Extracted data entries
--- begin ---
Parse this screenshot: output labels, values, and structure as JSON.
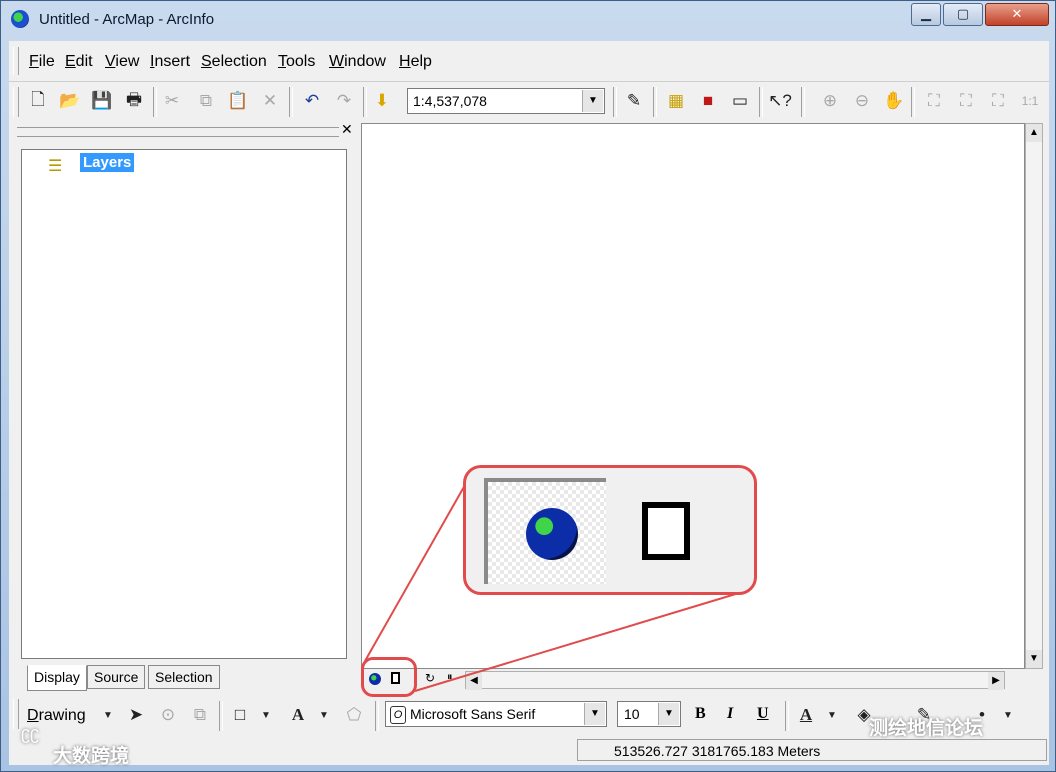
{
  "window": {
    "title": "Untitled - ArcMap - ArcInfo"
  },
  "menu": [
    "File",
    "Edit",
    "View",
    "Insert",
    "Selection",
    "Tools",
    "Window",
    "Help"
  ],
  "toolbar": {
    "scale": "1:4,537,078"
  },
  "toc": {
    "root_label": "Layers"
  },
  "toc_tabs": [
    "Display",
    "Source",
    "Selection"
  ],
  "drawing": {
    "label": "Drawing",
    "font": "Microsoft Sans Serif",
    "size": "10",
    "bold": "B",
    "italic": "I",
    "underline": "U",
    "text_tool": "A"
  },
  "status": {
    "coordinates": "513526.727  3181765.183 Meters"
  },
  "watermarks": {
    "left": "大数跨境",
    "right": "测绘地信论坛"
  },
  "colors": {
    "selection": "#3399ff",
    "callout": "#e14b4b"
  }
}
--- end ---
**SET EXERCISE:** Could you reproduce every record above exactly, leaving out the pictures?

**FINISHED EXERCISE:**
Parse this screenshot: output labels, values, and structure as JSON.
{
  "window": {
    "title": "Untitled - ArcMap - ArcInfo"
  },
  "menu": [
    "File",
    "Edit",
    "View",
    "Insert",
    "Selection",
    "Tools",
    "Window",
    "Help"
  ],
  "toolbar": {
    "scale": "1:4,537,078"
  },
  "toc": {
    "root_label": "Layers"
  },
  "toc_tabs": [
    "Display",
    "Source",
    "Selection"
  ],
  "drawing": {
    "label": "Drawing",
    "font": "Microsoft Sans Serif",
    "size": "10",
    "bold": "B",
    "italic": "I",
    "underline": "U",
    "text_tool": "A"
  },
  "status": {
    "coordinates": "513526.727  3181765.183 Meters"
  },
  "watermarks": {
    "left": "大数跨境",
    "right": "测绘地信论坛"
  },
  "colors": {
    "selection": "#3399ff",
    "callout": "#e14b4b"
  }
}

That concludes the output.